/---

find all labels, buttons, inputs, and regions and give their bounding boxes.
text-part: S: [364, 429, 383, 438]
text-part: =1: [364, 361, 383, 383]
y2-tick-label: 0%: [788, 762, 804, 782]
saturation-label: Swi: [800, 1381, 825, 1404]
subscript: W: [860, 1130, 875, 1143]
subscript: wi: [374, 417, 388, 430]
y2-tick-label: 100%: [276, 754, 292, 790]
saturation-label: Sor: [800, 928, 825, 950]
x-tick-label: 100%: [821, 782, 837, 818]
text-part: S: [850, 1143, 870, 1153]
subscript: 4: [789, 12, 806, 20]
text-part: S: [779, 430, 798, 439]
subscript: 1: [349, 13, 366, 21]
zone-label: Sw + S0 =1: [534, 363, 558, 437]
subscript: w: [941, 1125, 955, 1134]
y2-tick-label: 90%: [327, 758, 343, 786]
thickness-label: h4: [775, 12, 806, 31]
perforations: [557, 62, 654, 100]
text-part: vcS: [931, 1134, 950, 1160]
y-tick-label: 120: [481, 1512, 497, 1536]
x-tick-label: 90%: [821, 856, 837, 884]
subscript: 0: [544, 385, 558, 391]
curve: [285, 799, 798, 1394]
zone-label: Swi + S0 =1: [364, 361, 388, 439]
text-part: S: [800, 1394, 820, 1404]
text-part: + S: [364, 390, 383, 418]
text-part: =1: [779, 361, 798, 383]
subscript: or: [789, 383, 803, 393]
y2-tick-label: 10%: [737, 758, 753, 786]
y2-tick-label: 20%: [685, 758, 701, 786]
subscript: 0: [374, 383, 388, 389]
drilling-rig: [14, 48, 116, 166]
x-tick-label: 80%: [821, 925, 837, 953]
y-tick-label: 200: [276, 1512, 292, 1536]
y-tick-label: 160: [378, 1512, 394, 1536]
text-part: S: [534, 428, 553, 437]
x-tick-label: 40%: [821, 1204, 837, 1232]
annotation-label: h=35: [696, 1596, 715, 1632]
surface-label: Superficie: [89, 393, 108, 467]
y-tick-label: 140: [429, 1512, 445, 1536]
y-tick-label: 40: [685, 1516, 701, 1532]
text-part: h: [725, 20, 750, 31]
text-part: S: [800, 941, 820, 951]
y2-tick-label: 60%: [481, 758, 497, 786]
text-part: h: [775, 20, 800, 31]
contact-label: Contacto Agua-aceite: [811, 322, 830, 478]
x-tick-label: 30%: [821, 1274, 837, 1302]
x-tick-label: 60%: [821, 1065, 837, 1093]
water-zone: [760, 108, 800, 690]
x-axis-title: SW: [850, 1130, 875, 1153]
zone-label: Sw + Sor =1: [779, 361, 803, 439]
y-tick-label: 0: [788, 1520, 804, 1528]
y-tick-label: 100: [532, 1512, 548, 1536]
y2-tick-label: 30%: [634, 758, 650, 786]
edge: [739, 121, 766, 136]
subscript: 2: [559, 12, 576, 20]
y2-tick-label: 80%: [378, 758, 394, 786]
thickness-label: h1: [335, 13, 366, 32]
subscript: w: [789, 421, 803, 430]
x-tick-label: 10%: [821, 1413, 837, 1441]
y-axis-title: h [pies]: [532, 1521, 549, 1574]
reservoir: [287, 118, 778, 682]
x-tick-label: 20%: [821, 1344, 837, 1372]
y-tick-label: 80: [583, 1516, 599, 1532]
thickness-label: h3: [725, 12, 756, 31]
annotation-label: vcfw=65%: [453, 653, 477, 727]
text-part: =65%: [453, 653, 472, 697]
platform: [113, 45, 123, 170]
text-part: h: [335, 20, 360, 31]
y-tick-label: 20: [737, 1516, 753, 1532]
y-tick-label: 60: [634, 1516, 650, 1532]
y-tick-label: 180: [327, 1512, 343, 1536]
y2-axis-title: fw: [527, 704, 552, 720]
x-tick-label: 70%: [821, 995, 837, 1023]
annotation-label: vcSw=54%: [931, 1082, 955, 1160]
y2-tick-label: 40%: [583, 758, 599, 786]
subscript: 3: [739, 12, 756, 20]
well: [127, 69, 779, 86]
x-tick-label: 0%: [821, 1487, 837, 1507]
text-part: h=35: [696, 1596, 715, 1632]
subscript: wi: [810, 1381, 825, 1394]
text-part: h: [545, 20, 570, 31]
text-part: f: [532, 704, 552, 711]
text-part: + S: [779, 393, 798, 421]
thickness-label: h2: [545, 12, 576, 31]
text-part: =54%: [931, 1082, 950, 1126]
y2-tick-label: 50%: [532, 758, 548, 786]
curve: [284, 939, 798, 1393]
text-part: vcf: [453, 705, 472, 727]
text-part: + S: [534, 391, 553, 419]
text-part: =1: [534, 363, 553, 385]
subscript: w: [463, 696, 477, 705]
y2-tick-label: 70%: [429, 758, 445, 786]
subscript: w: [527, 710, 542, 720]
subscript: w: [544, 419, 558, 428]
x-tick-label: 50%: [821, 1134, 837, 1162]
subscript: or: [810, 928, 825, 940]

\---

* Instruction *
Render the items, from the first line through the line containing "text-part: h: [775, 20, 800, 31]", as a JSON list of strings, one string per line, with blank lines omitted.

* Worked answer *
[
  "find all labels, buttons, inputs, and regions and give their bounding boxes.",
  "text-part: S: [364, 429, 383, 438]",
  "text-part: =1: [364, 361, 383, 383]",
  "y2-tick-label: 0%: [788, 762, 804, 782]",
  "saturation-label: Swi: [800, 1381, 825, 1404]",
  "subscript: W: [860, 1130, 875, 1143]",
  "subscript: wi: [374, 417, 388, 430]",
  "y2-tick-label: 100%: [276, 754, 292, 790]",
  "saturation-label: Sor: [800, 928, 825, 950]",
  "x-tick-label: 100%: [821, 782, 837, 818]",
  "text-part: S: [850, 1143, 870, 1153]",
  "subscript: 4: [789, 12, 806, 20]",
  "text-part: S: [779, 430, 798, 439]",
  "subscript: 1: [349, 13, 366, 21]",
  "zone-label: Sw + S0 =1: [534, 363, 558, 437]",
  "subscript: w: [941, 1125, 955, 1134]",
  "y2-tick-label: 90%: [327, 758, 343, 786]",
  "thickness-label: h4: [775, 12, 806, 31]",
  "perforations: [557, 62, 654, 100]",
  "text-part: vcS: [931, 1134, 950, 1160]",
  "y-tick-label: 120: [481, 1512, 497, 1536]",
  "x-tick-label: 90%: [821, 856, 837, 884]",
  "subscript: 0: [544, 385, 558, 391]",
  "curve: [285, 799, 798, 1394]",
  "zone-label: Swi + S0 =1: [364, 361, 388, 439]",
  "text-part: S: [800, 1394, 820, 1404]",
  "text-part: + S: [364, 390, 383, 418]",
  "text-part: =1: [779, 361, 798, 383]",
  "subscript: or: [789, 383, 803, 393]",
  "y2-tick-label: 10%: [737, 758, 753, 786]",
  "y2-tick-label: 20%: [685, 758, 701, 786]",
  "subscript: 0: [374, 383, 388, 389]",
  "drilling-rig: [14, 48, 116, 166]",
  "x-tick-label: 80%: [821, 925, 837, 953]",
  "y-tick-label: 200: [276, 1512, 292, 1536]",
  "y-tick-label: 160: [378, 1512, 394, 1536]",
  "text-part: S: [534, 428, 553, 437]",
  "x-tick-label: 40%: [821, 1204, 837, 1232]",
  "annotation-label: h=35: [696, 1596, 715, 1632]",
  "surface-label: Superficie: [89, 393, 108, 467]",
  "y-tick-label: 140: [429, 1512, 445, 1536]",
  "y-tick-label: 40: [685, 1516, 701, 1532]",
  "text-part: h: [725, 20, 750, 31]",
  "text-part: S: [800, 941, 820, 951]",
  "y2-tick-label: 60%: [481, 758, 497, 786]",
  "text-part: h: [775, 20, 800, 31]"
]